> Raw records
----

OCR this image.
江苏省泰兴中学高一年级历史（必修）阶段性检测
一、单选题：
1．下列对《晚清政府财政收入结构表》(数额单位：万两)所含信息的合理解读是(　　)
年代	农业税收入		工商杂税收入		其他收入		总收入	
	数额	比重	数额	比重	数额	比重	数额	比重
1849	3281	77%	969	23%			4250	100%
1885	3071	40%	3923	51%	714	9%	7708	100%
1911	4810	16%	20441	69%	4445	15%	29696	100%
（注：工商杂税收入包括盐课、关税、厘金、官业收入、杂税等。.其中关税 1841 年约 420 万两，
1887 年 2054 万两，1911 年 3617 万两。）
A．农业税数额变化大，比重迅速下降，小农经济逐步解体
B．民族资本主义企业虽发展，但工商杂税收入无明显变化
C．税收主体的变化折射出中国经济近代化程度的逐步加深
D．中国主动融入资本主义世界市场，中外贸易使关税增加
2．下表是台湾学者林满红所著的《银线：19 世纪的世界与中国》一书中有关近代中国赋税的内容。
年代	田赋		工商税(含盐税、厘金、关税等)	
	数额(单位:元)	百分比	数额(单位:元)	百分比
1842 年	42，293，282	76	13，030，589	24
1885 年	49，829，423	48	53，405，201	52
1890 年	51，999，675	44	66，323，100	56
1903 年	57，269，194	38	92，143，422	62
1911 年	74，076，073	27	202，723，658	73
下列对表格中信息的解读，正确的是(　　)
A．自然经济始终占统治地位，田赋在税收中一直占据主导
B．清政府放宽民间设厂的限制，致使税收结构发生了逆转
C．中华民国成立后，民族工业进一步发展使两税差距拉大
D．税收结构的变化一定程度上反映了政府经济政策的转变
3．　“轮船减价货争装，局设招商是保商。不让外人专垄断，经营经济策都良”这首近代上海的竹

----

> Task
Each entry above is to be printed again exactly.

> Expected output
OCR this image.
江苏省泰兴中学高一年级历史（必修）阶段性检测
一、单选题：
1．下列对《晚清政府财政收入结构表》(数额单位：万两)所含信息的合理解读是(　　)
年代	农业税收入		工商杂税收入		其他收入		总收入	
	数额	比重	数额	比重	数额	比重	数额	比重
1849	3281	77%	969	23%			4250	100%
1885	3071	40%	3923	51%	714	9%	7708	100%
1911	4810	16%	20441	69%	4445	15%	29696	100%
（注：工商杂税收入包括盐课、关税、厘金、官业收入、杂税等。.其中关税 1841 年约 420 万两，
1887 年 2054 万两，1911 年 3617 万两。）
A．农业税数额变化大，比重迅速下降，小农经济逐步解体
B．民族资本主义企业虽发展，但工商杂税收入无明显变化
C．税收主体的变化折射出中国经济近代化程度的逐步加深
D．中国主动融入资本主义世界市场，中外贸易使关税增加
2．下表是台湾学者林满红所著的《银线：19 世纪的世界与中国》一书中有关近代中国赋税的内容。
年代	田赋		工商税(含盐税、厘金、关税等)	
	数额(单位:元)	百分比	数额(单位:元)	百分比
1842 年	42，293，282	76	13，030，589	24
1885 年	49，829，423	48	53，405，201	52
1890 年	51，999，675	44	66，323，100	56
1903 年	57，269，194	38	92，143，422	62
1911 年	74，076，073	27	202，723，658	73
下列对表格中信息的解读，正确的是(　　)
A．自然经济始终占统治地位，田赋在税收中一直占据主导
B．清政府放宽民间设厂的限制，致使税收结构发生了逆转
C．中华民国成立后，民族工业进一步发展使两税差距拉大
D．税收结构的变化一定程度上反映了政府经济政策的转变
3．　“轮船减价货争装，局设招商是保商。不让外人专垄断，经营经济策都良”这首近代上海的竹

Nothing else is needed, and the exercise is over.